Print the listing below in its entirety, character for character.
======== Entries shown ========
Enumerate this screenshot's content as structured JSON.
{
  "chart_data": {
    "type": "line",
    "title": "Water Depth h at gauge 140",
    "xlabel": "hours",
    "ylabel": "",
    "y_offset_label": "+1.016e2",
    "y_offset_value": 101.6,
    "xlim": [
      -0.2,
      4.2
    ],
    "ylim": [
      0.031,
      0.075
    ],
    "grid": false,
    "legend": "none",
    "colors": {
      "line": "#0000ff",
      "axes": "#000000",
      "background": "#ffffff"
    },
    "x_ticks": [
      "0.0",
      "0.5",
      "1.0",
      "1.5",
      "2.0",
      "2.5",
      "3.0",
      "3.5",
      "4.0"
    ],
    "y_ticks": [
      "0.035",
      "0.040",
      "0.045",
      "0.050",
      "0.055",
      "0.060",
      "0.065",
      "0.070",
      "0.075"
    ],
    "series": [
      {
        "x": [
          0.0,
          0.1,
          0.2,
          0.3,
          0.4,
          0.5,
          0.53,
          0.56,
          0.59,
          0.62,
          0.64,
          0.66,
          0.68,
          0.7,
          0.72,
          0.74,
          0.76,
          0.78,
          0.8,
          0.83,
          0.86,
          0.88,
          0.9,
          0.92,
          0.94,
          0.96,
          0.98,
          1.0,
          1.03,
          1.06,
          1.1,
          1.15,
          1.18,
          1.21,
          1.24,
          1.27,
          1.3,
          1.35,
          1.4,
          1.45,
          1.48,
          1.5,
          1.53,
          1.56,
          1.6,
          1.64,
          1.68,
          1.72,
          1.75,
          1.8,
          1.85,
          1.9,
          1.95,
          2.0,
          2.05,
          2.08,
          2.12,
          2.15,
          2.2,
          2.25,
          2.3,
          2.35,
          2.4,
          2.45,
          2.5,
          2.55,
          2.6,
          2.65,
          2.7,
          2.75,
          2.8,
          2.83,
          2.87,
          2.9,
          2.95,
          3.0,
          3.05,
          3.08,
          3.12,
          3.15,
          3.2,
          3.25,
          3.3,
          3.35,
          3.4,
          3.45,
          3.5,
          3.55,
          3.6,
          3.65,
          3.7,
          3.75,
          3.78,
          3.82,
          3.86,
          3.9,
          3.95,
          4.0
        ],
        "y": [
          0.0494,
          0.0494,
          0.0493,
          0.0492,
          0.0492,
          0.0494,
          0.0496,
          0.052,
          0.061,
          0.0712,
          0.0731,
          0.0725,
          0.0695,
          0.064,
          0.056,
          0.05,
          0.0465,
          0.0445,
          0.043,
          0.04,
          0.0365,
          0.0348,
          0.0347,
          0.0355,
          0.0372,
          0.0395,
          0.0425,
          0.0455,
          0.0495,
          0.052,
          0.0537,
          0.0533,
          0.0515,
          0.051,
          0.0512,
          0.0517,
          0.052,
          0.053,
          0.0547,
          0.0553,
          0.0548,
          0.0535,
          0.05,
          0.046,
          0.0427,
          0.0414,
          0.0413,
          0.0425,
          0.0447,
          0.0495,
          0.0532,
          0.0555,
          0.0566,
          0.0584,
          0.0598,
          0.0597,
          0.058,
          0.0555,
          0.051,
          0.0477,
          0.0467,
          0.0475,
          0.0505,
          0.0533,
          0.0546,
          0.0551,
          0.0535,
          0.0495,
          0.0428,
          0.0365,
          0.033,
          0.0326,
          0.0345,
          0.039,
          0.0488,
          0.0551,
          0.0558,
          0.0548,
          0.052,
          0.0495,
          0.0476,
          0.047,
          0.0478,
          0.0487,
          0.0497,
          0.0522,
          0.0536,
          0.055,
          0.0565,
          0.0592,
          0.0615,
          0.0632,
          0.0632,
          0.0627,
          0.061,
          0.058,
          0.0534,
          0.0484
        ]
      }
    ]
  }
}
========
- **Output for this task**:
Enumerate this screenshot's content as structured JSON.
{
  "chart_data": {
    "type": "line",
    "title": "Water Depth h at gauge 140",
    "xlabel": "hours",
    "ylabel": "",
    "y_offset_label": "+1.016e2",
    "y_offset_value": 101.6,
    "xlim": [
      -0.2,
      4.2
    ],
    "ylim": [
      0.031,
      0.075
    ],
    "grid": false,
    "legend": "none",
    "colors": {
      "line": "#0000ff",
      "axes": "#000000",
      "background": "#ffffff"
    },
    "x_ticks": [
      "0.0",
      "0.5",
      "1.0",
      "1.5",
      "2.0",
      "2.5",
      "3.0",
      "3.5",
      "4.0"
    ],
    "y_ticks": [
      "0.035",
      "0.040",
      "0.045",
      "0.050",
      "0.055",
      "0.060",
      "0.065",
      "0.070",
      "0.075"
    ],
    "series": [
      {
        "x": [
          0.0,
          0.1,
          0.2,
          0.3,
          0.4,
          0.5,
          0.53,
          0.56,
          0.59,
          0.62,
          0.64,
          0.66,
          0.68,
          0.7,
          0.72,
          0.74,
          0.76,
          0.78,
          0.8,
          0.83,
          0.86,
          0.88,
          0.9,
          0.92,
          0.94,
          0.96,
          0.98,
          1.0,
          1.03,
          1.06,
          1.1,
          1.15,
          1.18,
          1.21,
          1.24,
          1.27,
          1.3,
          1.35,
          1.4,
          1.45,
          1.48,
          1.5,
          1.53,
          1.56,
          1.6,
          1.64,
          1.68,
          1.72,
          1.75,
          1.8,
          1.85,
          1.9,
          1.95,
          2.0,
          2.05,
          2.08,
          2.12,
          2.15,
          2.2,
          2.25,
          2.3,
          2.35,
          2.4,
          2.45,
          2.5,
          2.55,
          2.6,
          2.65,
          2.7,
          2.75,
          2.8,
          2.83,
          2.87,
          2.9,
          2.95,
          3.0,
          3.05,
          3.08,
          3.12,
          3.15,
          3.2,
          3.25,
          3.3,
          3.35,
          3.4,
          3.45,
          3.5,
          3.55,
          3.6,
          3.65,
          3.7,
          3.75,
          3.78,
          3.82,
          3.86,
          3.9,
          3.95,
          4.0
        ],
        "y": [
          0.0494,
          0.0494,
          0.0493,
          0.0492,
          0.0492,
          0.0494,
          0.0496,
          0.052,
          0.061,
          0.0712,
          0.0731,
          0.0725,
          0.0695,
          0.064,
          0.056,
          0.05,
          0.0465,
          0.0445,
          0.043,
          0.04,
          0.0365,
          0.0348,
          0.0347,
          0.0355,
          0.0372,
          0.0395,
          0.0425,
          0.0455,
          0.0495,
          0.052,
          0.0537,
          0.0533,
          0.0515,
          0.051,
          0.0512,
          0.0517,
          0.052,
          0.053,
          0.0547,
          0.0553,
          0.0548,
          0.0535,
          0.05,
          0.046,
          0.0427,
          0.0414,
          0.0413,
          0.0425,
          0.0447,
          0.0495,
          0.0532,
          0.0555,
          0.0566,
          0.0584,
          0.0598,
          0.0597,
          0.058,
          0.0555,
          0.051,
          0.0477,
          0.0467,
          0.0475,
          0.0505,
          0.0533,
          0.0546,
          0.0551,
          0.0535,
          0.0495,
          0.0428,
          0.0365,
          0.033,
          0.0326,
          0.0345,
          0.039,
          0.0488,
          0.0551,
          0.0558,
          0.0548,
          0.052,
          0.0495,
          0.0476,
          0.047,
          0.0478,
          0.0487,
          0.0497,
          0.0522,
          0.0536,
          0.055,
          0.0565,
          0.0592,
          0.0615,
          0.0632,
          0.0632,
          0.0627,
          0.061,
          0.058,
          0.0534,
          0.0484
        ]
      }
    ]
  }
}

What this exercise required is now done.